Start of STORED DATA
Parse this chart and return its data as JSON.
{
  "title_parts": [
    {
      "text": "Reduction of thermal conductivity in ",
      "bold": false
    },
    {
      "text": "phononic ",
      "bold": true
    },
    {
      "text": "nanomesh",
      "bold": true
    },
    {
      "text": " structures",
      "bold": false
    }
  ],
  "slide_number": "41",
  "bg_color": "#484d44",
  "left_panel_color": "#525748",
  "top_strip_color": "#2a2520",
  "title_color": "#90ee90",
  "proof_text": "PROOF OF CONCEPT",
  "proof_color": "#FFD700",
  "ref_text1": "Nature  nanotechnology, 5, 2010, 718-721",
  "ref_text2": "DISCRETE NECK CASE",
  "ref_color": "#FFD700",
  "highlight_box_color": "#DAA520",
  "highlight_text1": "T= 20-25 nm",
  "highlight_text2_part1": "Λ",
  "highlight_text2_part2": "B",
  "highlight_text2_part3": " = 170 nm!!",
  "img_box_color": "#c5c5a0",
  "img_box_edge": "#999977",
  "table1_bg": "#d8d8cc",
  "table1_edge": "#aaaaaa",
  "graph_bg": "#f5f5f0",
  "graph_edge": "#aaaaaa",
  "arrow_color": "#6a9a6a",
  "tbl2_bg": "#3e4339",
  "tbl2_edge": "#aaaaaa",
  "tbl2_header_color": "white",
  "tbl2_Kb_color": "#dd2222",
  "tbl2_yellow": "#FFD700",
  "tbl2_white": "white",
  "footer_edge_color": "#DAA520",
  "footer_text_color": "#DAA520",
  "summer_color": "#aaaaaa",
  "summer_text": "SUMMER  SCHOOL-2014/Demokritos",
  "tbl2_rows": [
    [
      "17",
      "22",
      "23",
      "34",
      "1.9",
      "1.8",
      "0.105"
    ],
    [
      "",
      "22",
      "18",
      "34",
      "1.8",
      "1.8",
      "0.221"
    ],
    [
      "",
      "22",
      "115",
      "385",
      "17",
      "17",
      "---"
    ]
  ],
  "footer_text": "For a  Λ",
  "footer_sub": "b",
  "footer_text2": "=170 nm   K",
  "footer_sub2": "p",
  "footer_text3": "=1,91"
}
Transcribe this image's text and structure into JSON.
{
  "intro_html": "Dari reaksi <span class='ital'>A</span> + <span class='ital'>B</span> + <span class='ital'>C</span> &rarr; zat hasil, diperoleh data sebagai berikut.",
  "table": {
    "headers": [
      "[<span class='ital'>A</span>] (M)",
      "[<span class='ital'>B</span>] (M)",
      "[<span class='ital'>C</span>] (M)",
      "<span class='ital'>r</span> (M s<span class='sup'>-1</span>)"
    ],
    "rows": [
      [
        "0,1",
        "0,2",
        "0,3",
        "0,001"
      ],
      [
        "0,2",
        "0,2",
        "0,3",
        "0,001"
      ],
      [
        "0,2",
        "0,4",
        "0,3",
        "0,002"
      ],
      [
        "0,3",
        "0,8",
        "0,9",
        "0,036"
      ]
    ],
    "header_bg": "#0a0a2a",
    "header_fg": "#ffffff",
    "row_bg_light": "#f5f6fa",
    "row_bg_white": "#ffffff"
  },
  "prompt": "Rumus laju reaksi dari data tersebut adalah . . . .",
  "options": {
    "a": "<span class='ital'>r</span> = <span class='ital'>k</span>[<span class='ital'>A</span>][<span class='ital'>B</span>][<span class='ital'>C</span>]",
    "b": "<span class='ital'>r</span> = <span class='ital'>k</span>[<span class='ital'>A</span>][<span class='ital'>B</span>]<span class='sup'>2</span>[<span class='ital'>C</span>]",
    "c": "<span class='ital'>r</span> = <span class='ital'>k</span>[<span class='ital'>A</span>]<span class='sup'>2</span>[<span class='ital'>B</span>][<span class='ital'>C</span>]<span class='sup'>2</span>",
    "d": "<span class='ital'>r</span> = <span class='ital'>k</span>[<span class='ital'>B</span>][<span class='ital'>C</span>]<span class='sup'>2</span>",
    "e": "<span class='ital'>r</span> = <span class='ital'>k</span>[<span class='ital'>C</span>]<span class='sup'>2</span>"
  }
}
End of STORED DATA
WHAT TO WORK ON:
Transcribe the material exactly as it reads.

SOLVED PROBLEM:
Parse this chart and return its data as JSON.
{
  "title_parts": [
    {
      "text": "Reduction of thermal conductivity in ",
      "bold": false
    },
    {
      "text": "phononic ",
      "bold": true
    },
    {
      "text": "nanomesh",
      "bold": true
    },
    {
      "text": " structures",
      "bold": false
    }
  ],
  "slide_number": "41",
  "bg_color": "#484d44",
  "left_panel_color": "#525748",
  "top_strip_color": "#2a2520",
  "title_color": "#90ee90",
  "proof_text": "PROOF OF CONCEPT",
  "proof_color": "#FFD700",
  "ref_text1": "Nature  nanotechnology, 5, 2010, 718-721",
  "ref_text2": "DISCRETE NECK CASE",
  "ref_color": "#FFD700",
  "highlight_box_color": "#DAA520",
  "highlight_text1": "T= 20-25 nm",
  "highlight_text2_part1": "Λ",
  "highlight_text2_part2": "B",
  "highlight_text2_part3": " = 170 nm!!",
  "img_box_color": "#c5c5a0",
  "img_box_edge": "#999977",
  "table1_bg": "#d8d8cc",
  "table1_edge": "#aaaaaa",
  "graph_bg": "#f5f5f0",
  "graph_edge": "#aaaaaa",
  "arrow_color": "#6a9a6a",
  "tbl2_bg": "#3e4339",
  "tbl2_edge": "#aaaaaa",
  "tbl2_header_color": "white",
  "tbl2_Kb_color": "#dd2222",
  "tbl2_yellow": "#FFD700",
  "tbl2_white": "white",
  "footer_edge_color": "#DAA520",
  "footer_text_color": "#DAA520",
  "summer_color": "#aaaaaa",
  "summer_text": "SUMMER  SCHOOL-2014/Demokritos",
  "tbl2_rows": [
    [
      "17",
      "22",
      "23",
      "34",
      "1.9",
      "1.8",
      "0.105"
    ],
    [
      "",
      "22",
      "18",
      "34",
      "1.8",
      "1.8",
      "0.221"
    ],
    [
      "",
      "22",
      "115",
      "385",
      "17",
      "17",
      "---"
    ]
  ],
  "footer_text": "For a  Λ",
  "footer_sub": "b",
  "footer_text2": "=170 nm   K",
  "footer_sub2": "p",
  "footer_text3": "=1,91"
}
Transcribe this image's text and structure into JSON.
{
  "intro_html": "Dari reaksi <span class='ital'>A</span> + <span class='ital'>B</span> + <span class='ital'>C</span> &rarr; zat hasil, diperoleh data sebagai berikut.",
  "table": {
    "headers": [
      "[<span class='ital'>A</span>] (M)",
      "[<span class='ital'>B</span>] (M)",
      "[<span class='ital'>C</span>] (M)",
      "<span class='ital'>r</span> (M s<span class='sup'>-1</span>)"
    ],
    "rows": [
      [
        "0,1",
        "0,2",
        "0,3",
        "0,001"
      ],
      [
        "0,2",
        "0,2",
        "0,3",
        "0,001"
      ],
      [
        "0,2",
        "0,4",
        "0,3",
        "0,002"
      ],
      [
        "0,3",
        "0,8",
        "0,9",
        "0,036"
      ]
    ],
    "header_bg": "#0a0a2a",
    "header_fg": "#ffffff",
    "row_bg_light": "#f5f6fa",
    "row_bg_white": "#ffffff"
  },
  "prompt": "Rumus laju reaksi dari data tersebut adalah . . . .",
  "options": {
    "a": "<span class='ital'>r</span> = <span class='ital'>k</span>[<span class='ital'>A</span>][<span class='ital'>B</span>][<span class='ital'>C</span>]",
    "b": "<span class='ital'>r</span> = <span class='ital'>k</span>[<span class='ital'>A</span>][<span class='ital'>B</span>]<span class='sup'>2</span>[<span class='ital'>C</span>]",
    "c": "<span class='ital'>r</span> = <span class='ital'>k</span>[<span class='ital'>A</span>]<span class='sup'>2</span>[<span class='ital'>B</span>][<span class='ital'>C</span>]<span class='sup'>2</span>",
    "d": "<span class='ital'>r</span> = <span class='ital'>k</span>[<span class='ital'>B</span>][<span class='ital'>C</span>]<span class='sup'>2</span>",
    "e": "<span class='ital'>r</span> = <span class='ital'>k</span>[<span class='ital'>C</span>]<span class='sup'>2</span>"
  }
}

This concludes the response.